- EXERCISE TASK -
Determine how many lines contain the string "type". Reply with that figure and nothing else.

— Start —

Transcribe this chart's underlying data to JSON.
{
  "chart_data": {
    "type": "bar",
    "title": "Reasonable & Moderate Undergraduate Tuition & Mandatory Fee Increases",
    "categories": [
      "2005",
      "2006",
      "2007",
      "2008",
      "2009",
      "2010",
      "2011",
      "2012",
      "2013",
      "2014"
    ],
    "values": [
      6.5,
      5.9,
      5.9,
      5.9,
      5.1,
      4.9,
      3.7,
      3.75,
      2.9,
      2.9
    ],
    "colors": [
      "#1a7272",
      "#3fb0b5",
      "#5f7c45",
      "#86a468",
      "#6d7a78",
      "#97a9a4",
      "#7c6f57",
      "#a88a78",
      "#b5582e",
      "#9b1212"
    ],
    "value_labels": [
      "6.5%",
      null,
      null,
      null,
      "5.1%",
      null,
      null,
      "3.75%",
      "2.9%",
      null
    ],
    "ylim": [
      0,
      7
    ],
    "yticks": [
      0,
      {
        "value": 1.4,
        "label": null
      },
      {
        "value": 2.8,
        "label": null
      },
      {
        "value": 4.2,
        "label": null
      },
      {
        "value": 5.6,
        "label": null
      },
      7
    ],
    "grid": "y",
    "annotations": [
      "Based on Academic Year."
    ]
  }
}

— End —
— Start —

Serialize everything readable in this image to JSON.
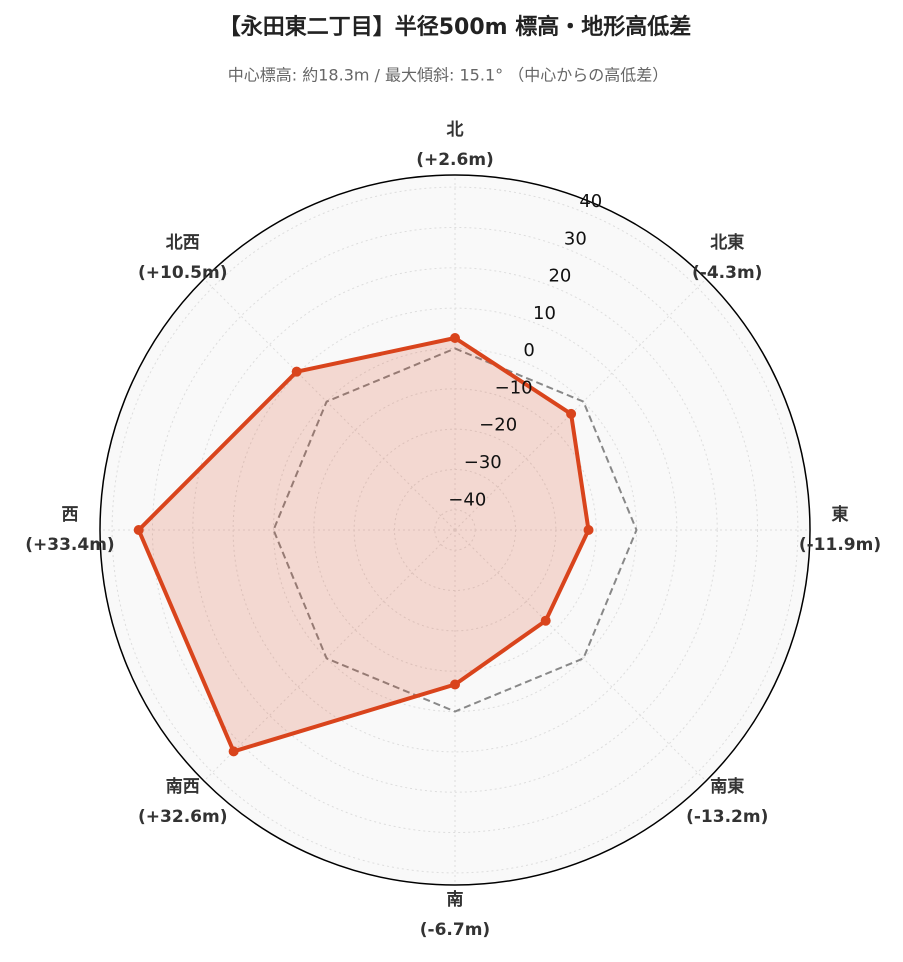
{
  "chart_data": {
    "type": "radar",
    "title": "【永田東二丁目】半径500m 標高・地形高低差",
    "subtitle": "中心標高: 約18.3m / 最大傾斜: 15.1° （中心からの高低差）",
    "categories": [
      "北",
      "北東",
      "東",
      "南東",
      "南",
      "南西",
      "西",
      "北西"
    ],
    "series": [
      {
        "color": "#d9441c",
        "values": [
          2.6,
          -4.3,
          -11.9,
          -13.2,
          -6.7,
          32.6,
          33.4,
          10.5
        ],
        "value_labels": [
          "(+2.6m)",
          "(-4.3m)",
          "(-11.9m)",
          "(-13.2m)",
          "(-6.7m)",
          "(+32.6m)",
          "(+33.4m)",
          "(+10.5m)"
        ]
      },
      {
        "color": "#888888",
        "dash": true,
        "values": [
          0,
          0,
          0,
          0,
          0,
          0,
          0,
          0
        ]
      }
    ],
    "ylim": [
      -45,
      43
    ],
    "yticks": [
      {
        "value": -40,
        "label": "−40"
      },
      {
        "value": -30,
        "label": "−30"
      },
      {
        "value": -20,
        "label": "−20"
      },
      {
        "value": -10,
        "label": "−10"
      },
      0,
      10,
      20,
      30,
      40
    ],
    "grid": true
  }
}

— End —
— Start —

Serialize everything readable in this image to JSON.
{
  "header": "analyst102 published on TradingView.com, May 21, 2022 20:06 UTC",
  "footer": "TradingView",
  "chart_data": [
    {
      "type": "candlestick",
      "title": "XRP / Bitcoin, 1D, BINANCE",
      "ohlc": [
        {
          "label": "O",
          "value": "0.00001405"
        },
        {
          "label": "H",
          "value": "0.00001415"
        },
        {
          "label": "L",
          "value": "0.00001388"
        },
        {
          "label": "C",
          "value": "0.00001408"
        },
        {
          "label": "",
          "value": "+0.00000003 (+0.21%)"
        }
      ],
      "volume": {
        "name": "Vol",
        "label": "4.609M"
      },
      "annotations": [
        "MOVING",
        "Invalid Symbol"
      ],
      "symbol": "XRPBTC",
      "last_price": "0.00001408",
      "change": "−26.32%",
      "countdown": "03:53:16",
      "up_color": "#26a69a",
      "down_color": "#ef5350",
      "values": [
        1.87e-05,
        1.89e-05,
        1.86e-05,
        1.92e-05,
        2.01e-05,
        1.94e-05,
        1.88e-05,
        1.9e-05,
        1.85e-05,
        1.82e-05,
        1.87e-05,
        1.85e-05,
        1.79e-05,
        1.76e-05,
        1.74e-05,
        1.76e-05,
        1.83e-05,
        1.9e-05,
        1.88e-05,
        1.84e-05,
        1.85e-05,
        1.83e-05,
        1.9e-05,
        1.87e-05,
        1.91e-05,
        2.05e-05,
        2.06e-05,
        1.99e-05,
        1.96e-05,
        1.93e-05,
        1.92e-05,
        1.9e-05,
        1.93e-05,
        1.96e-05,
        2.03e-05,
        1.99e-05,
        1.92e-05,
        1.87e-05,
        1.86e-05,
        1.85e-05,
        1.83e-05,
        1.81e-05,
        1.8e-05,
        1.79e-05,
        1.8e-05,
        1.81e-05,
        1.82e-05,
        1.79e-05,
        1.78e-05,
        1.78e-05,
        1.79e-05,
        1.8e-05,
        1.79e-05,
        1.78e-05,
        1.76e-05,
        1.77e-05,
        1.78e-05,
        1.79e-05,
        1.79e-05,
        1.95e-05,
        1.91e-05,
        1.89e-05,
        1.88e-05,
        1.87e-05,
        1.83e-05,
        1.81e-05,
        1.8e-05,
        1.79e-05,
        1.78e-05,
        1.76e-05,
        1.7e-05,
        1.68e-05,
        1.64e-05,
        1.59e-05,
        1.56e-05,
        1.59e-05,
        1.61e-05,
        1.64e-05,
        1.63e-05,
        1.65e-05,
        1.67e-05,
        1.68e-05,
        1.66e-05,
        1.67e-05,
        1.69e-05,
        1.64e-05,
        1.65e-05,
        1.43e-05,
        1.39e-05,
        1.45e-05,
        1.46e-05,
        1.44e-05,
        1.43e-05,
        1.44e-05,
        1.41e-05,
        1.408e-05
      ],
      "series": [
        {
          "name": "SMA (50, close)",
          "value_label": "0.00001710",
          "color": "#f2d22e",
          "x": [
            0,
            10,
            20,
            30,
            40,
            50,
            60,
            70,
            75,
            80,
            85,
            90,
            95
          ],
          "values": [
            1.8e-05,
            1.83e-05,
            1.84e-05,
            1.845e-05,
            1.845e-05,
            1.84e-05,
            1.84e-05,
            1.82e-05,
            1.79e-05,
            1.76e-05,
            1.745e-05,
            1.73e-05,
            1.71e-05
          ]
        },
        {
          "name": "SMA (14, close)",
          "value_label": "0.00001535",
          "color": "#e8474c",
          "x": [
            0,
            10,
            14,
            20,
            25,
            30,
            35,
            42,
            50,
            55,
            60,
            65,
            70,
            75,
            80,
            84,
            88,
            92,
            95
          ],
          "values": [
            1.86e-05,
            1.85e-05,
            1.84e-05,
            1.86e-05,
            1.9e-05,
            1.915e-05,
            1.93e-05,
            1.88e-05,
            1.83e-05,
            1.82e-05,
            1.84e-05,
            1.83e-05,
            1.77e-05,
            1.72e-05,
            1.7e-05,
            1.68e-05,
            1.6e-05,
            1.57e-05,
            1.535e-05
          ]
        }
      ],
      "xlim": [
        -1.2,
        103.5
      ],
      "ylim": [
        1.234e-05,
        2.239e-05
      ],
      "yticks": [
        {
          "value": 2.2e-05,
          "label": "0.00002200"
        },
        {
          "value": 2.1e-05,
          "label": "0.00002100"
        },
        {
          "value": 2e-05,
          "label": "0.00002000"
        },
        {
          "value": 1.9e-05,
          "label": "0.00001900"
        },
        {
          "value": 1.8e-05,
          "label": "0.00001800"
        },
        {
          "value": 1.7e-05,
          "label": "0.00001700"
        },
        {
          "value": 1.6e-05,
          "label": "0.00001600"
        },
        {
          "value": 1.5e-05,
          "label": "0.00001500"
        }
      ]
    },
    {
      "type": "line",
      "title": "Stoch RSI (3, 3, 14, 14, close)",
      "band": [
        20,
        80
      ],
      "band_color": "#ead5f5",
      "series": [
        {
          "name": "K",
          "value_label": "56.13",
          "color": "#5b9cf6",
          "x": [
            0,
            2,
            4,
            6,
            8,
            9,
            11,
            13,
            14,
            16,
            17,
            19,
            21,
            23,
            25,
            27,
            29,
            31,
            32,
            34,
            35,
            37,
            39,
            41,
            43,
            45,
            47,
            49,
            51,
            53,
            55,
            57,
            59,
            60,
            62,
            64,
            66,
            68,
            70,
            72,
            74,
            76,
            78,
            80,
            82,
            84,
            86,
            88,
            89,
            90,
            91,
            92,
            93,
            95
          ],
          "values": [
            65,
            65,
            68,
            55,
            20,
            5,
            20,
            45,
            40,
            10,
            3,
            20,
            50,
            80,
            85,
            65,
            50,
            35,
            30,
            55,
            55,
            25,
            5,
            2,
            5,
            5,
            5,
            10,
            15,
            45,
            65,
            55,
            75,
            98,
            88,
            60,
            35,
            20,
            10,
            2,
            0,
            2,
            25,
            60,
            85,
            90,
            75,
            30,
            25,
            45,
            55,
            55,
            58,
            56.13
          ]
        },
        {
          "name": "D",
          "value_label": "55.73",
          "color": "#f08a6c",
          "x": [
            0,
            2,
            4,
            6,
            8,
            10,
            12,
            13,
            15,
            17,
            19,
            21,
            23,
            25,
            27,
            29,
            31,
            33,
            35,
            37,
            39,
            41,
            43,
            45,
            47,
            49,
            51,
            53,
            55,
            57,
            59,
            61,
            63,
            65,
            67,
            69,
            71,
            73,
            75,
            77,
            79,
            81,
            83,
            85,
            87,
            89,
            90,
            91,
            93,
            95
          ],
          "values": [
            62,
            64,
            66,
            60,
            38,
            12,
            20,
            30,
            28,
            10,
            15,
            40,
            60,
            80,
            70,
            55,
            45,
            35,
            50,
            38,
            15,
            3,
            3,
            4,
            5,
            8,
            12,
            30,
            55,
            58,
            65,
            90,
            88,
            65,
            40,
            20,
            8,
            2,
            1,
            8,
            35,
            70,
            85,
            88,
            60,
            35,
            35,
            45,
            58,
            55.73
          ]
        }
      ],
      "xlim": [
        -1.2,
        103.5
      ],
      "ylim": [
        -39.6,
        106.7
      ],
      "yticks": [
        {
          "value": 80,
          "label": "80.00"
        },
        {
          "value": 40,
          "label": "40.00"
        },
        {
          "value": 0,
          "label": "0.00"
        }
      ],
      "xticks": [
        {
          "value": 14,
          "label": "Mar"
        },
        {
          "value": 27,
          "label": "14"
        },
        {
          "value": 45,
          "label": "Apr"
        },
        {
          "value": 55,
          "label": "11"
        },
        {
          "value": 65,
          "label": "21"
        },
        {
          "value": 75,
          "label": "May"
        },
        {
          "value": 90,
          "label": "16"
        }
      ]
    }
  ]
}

— End —

- PROBLEM SOLUTION -
4